> [Your instructions]: Find every line below that contains the word "phải" and copy it out.

Begin Source records

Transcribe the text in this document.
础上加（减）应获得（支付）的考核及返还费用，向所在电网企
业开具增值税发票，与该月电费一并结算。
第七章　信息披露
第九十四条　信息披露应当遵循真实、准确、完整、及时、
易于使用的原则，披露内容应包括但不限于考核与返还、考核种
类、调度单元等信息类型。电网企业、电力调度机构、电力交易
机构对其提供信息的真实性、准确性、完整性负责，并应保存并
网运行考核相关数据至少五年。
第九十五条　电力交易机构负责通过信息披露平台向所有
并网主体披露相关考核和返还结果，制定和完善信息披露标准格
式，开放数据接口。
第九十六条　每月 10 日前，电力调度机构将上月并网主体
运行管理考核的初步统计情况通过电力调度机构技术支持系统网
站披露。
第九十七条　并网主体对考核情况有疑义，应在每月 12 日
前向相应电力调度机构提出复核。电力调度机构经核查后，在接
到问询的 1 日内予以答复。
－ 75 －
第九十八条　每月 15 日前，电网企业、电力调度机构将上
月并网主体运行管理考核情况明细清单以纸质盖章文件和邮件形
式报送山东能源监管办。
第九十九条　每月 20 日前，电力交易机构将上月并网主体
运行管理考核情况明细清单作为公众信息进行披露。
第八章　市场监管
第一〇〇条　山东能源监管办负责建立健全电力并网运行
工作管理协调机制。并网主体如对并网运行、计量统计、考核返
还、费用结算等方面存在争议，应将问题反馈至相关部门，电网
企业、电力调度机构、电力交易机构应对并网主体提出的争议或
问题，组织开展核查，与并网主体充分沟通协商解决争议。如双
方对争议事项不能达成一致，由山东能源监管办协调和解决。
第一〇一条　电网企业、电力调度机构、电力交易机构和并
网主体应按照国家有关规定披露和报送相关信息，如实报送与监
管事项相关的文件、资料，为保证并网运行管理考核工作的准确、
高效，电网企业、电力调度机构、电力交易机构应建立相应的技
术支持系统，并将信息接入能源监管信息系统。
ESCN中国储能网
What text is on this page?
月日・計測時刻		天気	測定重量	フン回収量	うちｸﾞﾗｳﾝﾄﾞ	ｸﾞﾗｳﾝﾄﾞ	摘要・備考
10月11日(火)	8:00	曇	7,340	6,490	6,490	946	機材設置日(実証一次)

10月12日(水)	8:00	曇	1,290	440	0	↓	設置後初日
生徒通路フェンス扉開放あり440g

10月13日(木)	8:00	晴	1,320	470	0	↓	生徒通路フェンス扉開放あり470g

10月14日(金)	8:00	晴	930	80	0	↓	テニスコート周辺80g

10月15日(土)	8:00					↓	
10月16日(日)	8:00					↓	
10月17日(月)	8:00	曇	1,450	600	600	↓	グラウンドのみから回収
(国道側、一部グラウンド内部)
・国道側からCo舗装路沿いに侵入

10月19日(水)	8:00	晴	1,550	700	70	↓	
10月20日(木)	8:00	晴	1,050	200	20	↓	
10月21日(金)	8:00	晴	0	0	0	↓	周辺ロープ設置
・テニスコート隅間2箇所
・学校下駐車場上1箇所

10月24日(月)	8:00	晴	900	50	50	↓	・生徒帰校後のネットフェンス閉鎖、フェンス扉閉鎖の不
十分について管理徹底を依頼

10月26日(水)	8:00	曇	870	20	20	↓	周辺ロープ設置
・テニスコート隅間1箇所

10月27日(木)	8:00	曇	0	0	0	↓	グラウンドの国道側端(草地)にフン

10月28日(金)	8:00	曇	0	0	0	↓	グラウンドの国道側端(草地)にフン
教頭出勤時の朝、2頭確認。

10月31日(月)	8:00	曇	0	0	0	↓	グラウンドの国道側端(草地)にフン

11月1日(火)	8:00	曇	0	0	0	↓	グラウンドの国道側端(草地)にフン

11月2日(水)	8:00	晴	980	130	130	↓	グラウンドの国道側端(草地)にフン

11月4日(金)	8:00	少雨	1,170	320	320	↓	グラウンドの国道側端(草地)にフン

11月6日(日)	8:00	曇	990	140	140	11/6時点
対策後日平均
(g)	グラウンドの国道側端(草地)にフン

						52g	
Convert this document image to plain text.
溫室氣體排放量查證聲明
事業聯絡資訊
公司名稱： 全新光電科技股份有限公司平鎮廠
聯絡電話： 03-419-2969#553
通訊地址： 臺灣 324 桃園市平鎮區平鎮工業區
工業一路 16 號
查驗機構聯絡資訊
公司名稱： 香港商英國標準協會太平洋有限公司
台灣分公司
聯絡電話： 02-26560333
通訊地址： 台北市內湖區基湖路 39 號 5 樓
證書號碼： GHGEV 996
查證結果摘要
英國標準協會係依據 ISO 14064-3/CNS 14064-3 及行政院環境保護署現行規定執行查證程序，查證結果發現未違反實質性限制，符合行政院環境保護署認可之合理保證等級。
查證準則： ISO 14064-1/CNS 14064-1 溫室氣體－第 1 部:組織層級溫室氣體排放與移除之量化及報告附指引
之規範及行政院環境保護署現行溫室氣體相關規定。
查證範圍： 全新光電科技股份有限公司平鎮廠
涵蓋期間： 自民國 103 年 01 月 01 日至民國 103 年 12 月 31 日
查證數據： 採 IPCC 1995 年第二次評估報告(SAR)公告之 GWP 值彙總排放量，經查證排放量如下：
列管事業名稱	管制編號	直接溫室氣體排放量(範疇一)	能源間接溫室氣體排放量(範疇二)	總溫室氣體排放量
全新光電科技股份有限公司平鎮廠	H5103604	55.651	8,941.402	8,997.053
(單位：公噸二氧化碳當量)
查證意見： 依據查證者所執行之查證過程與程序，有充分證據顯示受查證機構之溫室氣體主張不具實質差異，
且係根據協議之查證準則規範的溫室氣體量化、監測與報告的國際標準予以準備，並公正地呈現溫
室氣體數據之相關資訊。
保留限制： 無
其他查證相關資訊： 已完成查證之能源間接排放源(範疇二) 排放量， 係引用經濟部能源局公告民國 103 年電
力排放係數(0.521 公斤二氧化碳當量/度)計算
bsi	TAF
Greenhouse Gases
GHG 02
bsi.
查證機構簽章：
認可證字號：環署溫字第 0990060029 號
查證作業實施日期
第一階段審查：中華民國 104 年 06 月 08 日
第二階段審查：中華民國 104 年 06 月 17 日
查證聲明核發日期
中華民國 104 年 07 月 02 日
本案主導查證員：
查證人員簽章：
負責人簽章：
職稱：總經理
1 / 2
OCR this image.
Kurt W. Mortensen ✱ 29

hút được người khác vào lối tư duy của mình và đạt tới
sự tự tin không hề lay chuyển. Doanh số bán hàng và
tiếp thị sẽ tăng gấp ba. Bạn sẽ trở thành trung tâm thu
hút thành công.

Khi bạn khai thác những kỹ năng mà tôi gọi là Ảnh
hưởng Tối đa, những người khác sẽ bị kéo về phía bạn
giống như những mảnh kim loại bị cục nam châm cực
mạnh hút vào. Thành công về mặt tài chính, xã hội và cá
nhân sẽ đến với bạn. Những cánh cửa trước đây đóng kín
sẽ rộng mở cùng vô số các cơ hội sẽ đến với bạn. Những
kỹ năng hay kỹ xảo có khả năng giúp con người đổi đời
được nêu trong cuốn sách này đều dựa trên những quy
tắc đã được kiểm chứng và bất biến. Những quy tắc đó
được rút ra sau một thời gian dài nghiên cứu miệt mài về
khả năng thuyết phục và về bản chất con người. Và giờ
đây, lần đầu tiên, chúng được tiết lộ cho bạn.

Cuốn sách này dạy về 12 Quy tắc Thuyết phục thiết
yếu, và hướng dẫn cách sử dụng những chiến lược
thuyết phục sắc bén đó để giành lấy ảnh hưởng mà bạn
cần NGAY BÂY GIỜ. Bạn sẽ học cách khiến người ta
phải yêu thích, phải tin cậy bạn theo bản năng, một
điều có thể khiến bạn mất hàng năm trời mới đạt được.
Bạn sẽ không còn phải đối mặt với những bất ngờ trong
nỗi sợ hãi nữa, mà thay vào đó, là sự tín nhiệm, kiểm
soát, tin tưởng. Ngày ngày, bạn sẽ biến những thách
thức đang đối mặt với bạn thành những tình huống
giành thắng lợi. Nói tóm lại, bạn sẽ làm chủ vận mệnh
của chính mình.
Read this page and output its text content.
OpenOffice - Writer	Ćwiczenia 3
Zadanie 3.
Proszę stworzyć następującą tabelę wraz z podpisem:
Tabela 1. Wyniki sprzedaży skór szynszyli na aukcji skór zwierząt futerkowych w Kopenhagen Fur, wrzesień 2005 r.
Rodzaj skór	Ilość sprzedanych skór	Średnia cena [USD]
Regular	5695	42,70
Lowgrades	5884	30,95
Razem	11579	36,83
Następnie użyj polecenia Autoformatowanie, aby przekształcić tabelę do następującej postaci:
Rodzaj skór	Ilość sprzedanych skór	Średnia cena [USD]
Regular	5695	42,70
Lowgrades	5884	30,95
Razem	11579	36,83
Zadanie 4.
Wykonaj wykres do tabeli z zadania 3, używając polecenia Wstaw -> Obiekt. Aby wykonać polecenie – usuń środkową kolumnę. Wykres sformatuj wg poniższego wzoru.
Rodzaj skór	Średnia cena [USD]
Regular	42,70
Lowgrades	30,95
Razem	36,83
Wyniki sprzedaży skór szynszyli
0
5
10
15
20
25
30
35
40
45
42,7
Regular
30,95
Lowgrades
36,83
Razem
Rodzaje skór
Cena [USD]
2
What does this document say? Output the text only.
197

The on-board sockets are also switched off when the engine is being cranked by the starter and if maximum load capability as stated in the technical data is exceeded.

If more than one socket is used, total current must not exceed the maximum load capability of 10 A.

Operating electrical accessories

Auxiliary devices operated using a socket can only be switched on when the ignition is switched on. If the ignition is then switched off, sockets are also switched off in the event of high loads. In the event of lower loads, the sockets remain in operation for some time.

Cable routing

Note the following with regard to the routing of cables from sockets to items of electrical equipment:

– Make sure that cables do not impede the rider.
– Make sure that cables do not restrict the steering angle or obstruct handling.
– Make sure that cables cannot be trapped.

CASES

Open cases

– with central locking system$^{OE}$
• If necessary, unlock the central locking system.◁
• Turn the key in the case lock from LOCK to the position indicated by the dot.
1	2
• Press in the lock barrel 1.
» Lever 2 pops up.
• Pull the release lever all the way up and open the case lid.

End Source records

> [Full answer]:
phải yêu thích, phải tin cậy bạn theo bản năng, một
Bạn sẽ không còn phải đối mặt với những bất ngờ trong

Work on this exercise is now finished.